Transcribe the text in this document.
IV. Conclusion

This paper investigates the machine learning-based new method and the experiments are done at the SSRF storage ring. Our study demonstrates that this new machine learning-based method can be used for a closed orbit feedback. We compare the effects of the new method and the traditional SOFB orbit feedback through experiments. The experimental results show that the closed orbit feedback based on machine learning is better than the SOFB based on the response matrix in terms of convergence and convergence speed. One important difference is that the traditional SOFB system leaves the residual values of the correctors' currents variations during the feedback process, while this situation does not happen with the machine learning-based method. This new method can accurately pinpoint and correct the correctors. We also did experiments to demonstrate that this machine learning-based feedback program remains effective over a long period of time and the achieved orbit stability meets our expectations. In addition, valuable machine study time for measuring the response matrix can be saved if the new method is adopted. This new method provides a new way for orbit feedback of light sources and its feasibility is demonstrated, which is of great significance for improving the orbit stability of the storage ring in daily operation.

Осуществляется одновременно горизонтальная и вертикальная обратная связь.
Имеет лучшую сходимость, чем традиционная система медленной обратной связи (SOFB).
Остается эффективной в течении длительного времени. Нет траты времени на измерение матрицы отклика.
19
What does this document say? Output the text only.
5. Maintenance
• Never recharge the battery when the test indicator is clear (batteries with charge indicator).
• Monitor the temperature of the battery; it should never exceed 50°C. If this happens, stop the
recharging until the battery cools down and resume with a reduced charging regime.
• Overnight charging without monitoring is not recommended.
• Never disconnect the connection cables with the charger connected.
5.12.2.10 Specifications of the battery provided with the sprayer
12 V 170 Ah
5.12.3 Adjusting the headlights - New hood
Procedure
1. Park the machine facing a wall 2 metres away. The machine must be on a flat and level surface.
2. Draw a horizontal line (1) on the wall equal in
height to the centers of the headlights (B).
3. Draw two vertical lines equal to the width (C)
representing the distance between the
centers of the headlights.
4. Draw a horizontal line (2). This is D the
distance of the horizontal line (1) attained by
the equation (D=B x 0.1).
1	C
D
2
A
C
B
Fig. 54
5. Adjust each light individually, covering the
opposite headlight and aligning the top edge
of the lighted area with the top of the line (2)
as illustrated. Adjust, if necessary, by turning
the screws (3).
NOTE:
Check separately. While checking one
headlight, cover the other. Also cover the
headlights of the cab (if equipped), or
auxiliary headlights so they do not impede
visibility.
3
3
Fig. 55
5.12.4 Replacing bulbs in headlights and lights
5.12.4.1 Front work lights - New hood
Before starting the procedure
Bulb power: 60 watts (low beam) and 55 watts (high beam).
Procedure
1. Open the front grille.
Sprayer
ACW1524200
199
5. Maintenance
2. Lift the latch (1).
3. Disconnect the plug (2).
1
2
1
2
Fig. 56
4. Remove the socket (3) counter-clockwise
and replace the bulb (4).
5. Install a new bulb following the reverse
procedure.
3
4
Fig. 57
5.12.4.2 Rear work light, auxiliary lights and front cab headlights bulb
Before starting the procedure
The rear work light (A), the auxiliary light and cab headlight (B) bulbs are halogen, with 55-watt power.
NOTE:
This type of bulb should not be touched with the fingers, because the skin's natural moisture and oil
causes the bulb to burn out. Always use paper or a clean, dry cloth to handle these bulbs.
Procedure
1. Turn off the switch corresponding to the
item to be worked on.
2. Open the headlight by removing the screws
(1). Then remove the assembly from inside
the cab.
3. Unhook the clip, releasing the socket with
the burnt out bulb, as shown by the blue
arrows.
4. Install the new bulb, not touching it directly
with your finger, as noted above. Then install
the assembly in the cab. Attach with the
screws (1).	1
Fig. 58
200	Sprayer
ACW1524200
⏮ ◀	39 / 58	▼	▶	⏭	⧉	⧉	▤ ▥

◇ ◇ ◇ ◇ ◇

From the listing above, collect each line in which the string "distance" appears.

representing the distance between the
distance of the horizontal line (1) attained by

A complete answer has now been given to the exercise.